**YOUR INSTRUCTIONS**. Arrange the listing below as a numbered list, from its first line through the line containing "bar[interactable] <box>28 137 391 146</box>", with both of those lines included. Leave out any blank lines.

**SUPPLIED DATA**.

=-=-=

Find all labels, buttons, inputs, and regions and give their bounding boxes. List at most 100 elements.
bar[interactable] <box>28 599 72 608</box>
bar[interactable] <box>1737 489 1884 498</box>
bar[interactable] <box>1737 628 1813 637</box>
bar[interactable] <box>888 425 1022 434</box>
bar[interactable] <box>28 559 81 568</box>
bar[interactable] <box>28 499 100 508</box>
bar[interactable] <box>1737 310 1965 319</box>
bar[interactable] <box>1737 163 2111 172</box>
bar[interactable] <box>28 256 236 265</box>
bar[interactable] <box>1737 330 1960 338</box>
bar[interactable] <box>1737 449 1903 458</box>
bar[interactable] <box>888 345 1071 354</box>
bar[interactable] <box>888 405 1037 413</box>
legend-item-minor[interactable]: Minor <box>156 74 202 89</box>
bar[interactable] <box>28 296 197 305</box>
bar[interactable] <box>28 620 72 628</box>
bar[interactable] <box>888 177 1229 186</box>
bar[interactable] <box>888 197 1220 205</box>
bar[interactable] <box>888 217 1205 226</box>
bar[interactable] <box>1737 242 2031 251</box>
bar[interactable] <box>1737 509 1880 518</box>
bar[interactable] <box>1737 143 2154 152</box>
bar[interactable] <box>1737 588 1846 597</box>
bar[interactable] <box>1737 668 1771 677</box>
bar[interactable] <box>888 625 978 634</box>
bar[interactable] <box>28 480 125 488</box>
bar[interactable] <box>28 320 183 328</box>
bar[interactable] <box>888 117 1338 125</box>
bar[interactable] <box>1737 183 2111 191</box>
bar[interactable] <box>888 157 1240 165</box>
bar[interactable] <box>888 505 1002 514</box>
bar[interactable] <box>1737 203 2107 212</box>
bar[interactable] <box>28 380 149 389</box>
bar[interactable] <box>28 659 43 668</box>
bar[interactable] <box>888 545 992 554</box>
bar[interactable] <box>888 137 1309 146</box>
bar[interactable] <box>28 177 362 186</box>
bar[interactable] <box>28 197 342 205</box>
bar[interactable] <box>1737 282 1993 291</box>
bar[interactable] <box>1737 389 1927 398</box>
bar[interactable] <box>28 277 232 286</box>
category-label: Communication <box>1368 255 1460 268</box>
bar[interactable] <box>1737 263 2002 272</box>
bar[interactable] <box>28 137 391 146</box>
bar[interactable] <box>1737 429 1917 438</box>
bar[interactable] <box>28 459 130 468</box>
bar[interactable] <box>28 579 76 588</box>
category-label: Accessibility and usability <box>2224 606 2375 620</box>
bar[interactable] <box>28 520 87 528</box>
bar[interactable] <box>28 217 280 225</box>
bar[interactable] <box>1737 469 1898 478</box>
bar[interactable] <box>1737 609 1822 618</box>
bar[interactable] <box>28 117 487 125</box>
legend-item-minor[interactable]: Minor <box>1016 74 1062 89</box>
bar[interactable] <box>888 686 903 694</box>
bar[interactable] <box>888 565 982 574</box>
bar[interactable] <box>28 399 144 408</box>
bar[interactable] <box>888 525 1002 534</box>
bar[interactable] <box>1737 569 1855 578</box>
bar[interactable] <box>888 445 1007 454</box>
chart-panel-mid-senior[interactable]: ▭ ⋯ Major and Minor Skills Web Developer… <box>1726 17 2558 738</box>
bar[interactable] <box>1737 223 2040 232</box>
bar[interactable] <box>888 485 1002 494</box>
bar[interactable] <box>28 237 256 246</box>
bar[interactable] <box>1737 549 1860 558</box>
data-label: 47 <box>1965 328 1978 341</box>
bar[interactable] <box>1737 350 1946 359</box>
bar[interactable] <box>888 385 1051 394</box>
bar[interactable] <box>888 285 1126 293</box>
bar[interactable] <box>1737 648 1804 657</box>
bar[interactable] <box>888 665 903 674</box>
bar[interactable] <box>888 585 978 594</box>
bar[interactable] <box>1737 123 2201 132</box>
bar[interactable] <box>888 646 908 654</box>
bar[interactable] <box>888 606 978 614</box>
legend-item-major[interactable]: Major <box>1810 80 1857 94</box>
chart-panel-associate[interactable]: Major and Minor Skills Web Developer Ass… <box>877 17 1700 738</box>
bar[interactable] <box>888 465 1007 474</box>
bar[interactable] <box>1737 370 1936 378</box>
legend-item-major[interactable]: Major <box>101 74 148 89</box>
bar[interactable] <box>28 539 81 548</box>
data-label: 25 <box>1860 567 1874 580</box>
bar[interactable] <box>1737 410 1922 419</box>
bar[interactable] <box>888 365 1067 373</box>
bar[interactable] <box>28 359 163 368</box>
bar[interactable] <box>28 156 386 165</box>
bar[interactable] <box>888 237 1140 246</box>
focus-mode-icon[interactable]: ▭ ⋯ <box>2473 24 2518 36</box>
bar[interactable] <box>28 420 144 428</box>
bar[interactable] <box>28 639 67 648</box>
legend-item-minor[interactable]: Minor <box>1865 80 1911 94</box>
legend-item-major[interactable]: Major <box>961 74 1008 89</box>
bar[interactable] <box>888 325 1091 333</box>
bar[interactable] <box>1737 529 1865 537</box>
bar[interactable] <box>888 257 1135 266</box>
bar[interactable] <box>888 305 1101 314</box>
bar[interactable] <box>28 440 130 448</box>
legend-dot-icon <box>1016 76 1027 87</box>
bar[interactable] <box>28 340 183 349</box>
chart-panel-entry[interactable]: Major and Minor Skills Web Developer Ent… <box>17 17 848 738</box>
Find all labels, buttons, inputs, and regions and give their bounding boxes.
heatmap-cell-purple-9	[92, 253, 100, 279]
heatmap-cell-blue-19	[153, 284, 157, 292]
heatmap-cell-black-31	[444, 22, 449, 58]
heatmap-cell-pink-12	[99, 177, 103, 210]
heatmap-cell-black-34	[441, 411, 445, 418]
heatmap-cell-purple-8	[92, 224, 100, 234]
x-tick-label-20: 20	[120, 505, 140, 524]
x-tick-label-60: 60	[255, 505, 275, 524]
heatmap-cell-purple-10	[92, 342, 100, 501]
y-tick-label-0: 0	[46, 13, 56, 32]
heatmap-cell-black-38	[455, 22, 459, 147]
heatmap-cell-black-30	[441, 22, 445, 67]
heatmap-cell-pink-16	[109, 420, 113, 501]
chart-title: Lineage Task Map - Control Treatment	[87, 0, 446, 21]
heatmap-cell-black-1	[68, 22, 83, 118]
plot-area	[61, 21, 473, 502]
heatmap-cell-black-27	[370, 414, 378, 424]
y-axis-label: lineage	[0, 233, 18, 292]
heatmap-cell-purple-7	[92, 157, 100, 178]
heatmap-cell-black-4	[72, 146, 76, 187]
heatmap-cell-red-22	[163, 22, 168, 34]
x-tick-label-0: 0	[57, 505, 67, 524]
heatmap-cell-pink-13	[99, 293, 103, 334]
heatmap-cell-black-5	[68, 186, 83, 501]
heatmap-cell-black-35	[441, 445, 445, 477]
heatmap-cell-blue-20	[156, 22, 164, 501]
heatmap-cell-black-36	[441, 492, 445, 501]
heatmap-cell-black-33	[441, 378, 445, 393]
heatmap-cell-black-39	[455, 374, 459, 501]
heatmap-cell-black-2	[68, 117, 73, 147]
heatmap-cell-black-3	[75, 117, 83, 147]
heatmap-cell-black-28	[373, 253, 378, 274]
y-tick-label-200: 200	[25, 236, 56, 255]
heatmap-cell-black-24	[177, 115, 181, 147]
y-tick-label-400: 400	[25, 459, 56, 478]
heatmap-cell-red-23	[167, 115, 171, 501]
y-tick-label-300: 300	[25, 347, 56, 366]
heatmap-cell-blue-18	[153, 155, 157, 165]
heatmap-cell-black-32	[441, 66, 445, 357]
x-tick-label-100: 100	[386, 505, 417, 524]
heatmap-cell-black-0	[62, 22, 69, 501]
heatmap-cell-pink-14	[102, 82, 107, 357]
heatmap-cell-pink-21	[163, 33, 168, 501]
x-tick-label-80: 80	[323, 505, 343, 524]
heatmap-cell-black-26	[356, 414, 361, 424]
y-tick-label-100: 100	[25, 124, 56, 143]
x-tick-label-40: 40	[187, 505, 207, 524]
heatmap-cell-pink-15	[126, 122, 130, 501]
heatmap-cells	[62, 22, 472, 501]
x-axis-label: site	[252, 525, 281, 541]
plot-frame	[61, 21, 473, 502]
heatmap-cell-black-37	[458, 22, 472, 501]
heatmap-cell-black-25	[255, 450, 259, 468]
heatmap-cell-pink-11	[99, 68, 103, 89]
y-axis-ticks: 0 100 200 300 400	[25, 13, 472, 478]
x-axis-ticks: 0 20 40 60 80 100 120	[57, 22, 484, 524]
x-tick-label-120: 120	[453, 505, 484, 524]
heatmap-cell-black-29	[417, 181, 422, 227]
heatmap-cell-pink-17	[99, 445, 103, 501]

=-=-=

**EXERCISE RESULT**.
1. Find all labels, buttons, inputs, and regions and give their bounding boxes. List at most 100 elements.
2. bar[interactable] <box>28 599 72 608</box>
3. bar[interactable] <box>1737 489 1884 498</box>
4. bar[interactable] <box>1737 628 1813 637</box>
5. bar[interactable] <box>888 425 1022 434</box>
6. bar[interactable] <box>28 559 81 568</box>
7. bar[interactable] <box>28 499 100 508</box>
8. bar[interactable] <box>1737 310 1965 319</box>
9. bar[interactable] <box>1737 163 2111 172</box>
10. bar[interactable] <box>28 256 236 265</box>
11. bar[interactable] <box>1737 330 1960 338</box>
12. bar[interactable] <box>1737 449 1903 458</box>
13. bar[interactable] <box>888 345 1071 354</box>
14. bar[interactable] <box>888 405 1037 413</box>
15. legend-item-minor[interactable]: Minor <box>156 74 202 89</box>
16. bar[interactable] <box>28 296 197 305</box>
17. bar[interactable] <box>28 620 72 628</box>
18. bar[interactable] <box>888 177 1229 186</box>
19. bar[interactable] <box>888 197 1220 205</box>
20. bar[interactable] <box>888 217 1205 226</box>
21. bar[interactable] <box>1737 242 2031 251</box>
22. bar[interactable] <box>1737 509 1880 518</box>
23. bar[interactable] <box>1737 143 2154 152</box>
24. bar[interactable] <box>1737 588 1846 597</box>
25. bar[interactable] <box>1737 668 1771 677</box>
26. bar[interactable] <box>888 625 978 634</box>
27. bar[interactable] <box>28 480 125 488</box>
28. bar[interactable] <box>28 320 183 328</box>
29. bar[interactable] <box>888 117 1338 125</box>
30. bar[interactable] <box>1737 183 2111 191</box>
31. bar[interactable] <box>888 157 1240 165</box>
32. bar[interactable] <box>888 505 1002 514</box>
33. bar[interactable] <box>1737 203 2107 212</box>
34. bar[interactable] <box>28 380 149 389</box>
35. bar[interactable] <box>28 659 43 668</box>
36. bar[interactable] <box>888 545 992 554</box>
37. bar[interactable] <box>888 137 1309 146</box>
38. bar[interactable] <box>28 177 362 186</box>
39. bar[interactable] <box>28 197 342 205</box>
40. bar[interactable] <box>1737 282 1993 291</box>
41. bar[interactable] <box>1737 389 1927 398</box>
42. bar[interactable] <box>28 277 232 286</box>
43. category-label: Communication <box>1368 255 1460 268</box>
44. bar[interactable] <box>1737 263 2002 272</box>
45. bar[interactable] <box>28 137 391 146</box>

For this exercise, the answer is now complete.